Your objective>
Look for "Глава" in each line of the entries, and return the matching lines.

[Dataset entries]
==========

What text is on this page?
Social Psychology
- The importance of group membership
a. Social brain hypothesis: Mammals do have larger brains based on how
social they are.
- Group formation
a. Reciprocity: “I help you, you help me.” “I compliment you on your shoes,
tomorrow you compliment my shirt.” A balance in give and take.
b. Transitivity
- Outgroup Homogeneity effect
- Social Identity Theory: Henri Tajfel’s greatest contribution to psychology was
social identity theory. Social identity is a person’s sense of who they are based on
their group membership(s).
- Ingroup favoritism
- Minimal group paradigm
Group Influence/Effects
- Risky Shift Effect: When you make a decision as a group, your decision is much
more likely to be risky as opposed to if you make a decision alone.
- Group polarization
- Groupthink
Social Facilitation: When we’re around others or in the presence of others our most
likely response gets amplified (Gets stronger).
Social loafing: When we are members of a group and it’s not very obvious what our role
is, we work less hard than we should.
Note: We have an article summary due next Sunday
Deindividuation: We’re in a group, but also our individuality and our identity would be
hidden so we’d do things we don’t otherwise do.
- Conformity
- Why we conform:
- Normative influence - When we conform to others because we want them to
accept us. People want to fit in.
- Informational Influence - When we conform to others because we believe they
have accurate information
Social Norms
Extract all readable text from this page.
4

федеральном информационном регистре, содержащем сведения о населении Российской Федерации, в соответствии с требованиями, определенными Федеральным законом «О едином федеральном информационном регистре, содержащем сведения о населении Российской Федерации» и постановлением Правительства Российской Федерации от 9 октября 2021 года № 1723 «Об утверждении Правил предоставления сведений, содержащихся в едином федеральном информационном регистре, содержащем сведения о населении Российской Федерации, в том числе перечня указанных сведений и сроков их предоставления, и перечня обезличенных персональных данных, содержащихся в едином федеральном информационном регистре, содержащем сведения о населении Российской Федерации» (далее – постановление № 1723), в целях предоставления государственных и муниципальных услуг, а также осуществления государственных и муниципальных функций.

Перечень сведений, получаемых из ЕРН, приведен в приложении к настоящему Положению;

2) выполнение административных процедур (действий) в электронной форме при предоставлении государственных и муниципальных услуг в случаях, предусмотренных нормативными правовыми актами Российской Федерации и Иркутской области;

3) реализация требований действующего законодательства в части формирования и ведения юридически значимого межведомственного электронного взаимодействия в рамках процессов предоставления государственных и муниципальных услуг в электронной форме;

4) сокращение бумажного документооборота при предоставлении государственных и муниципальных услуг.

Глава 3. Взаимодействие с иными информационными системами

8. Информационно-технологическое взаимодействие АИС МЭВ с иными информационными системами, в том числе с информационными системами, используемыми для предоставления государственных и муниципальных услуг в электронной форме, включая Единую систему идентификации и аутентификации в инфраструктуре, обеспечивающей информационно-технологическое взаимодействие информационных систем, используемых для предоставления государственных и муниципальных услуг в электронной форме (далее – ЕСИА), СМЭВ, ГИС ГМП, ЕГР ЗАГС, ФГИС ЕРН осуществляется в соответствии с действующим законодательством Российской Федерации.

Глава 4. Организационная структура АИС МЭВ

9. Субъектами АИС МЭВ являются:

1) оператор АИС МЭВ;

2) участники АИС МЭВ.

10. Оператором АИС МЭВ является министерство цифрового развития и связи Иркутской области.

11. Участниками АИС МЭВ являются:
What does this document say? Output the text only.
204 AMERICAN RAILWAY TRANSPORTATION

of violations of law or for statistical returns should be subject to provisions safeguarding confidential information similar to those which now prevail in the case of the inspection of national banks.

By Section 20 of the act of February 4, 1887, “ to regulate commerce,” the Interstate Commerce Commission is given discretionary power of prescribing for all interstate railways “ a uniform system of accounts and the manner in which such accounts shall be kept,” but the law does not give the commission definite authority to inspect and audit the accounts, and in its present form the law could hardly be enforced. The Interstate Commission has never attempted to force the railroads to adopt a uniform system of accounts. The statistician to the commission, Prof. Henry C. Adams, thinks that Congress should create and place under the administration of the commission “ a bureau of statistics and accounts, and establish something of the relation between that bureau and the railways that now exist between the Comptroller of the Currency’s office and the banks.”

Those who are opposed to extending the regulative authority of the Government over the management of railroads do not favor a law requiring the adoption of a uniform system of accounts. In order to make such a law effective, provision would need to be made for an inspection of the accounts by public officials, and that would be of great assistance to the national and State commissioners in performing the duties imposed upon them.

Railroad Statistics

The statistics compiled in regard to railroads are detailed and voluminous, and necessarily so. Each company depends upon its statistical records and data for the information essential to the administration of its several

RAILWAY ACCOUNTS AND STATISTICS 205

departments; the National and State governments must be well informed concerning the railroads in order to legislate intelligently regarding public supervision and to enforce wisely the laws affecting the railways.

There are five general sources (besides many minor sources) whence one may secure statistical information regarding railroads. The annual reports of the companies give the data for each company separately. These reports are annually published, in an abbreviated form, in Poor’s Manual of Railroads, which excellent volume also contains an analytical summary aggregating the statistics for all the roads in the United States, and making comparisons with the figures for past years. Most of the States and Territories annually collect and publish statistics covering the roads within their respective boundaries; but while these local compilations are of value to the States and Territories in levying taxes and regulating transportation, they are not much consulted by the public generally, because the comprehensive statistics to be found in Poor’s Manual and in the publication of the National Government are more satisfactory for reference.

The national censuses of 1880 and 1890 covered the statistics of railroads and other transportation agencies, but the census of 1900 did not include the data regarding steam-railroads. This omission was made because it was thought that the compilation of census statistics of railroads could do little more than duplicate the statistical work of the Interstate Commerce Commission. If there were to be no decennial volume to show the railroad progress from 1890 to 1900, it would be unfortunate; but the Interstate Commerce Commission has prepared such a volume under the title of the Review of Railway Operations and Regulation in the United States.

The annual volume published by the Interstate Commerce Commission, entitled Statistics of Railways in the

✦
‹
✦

==========

Exercise answer>
Глава 3. Взаимодействие с иными информационными системами
Глава 4. Организационная структура АИС МЭВ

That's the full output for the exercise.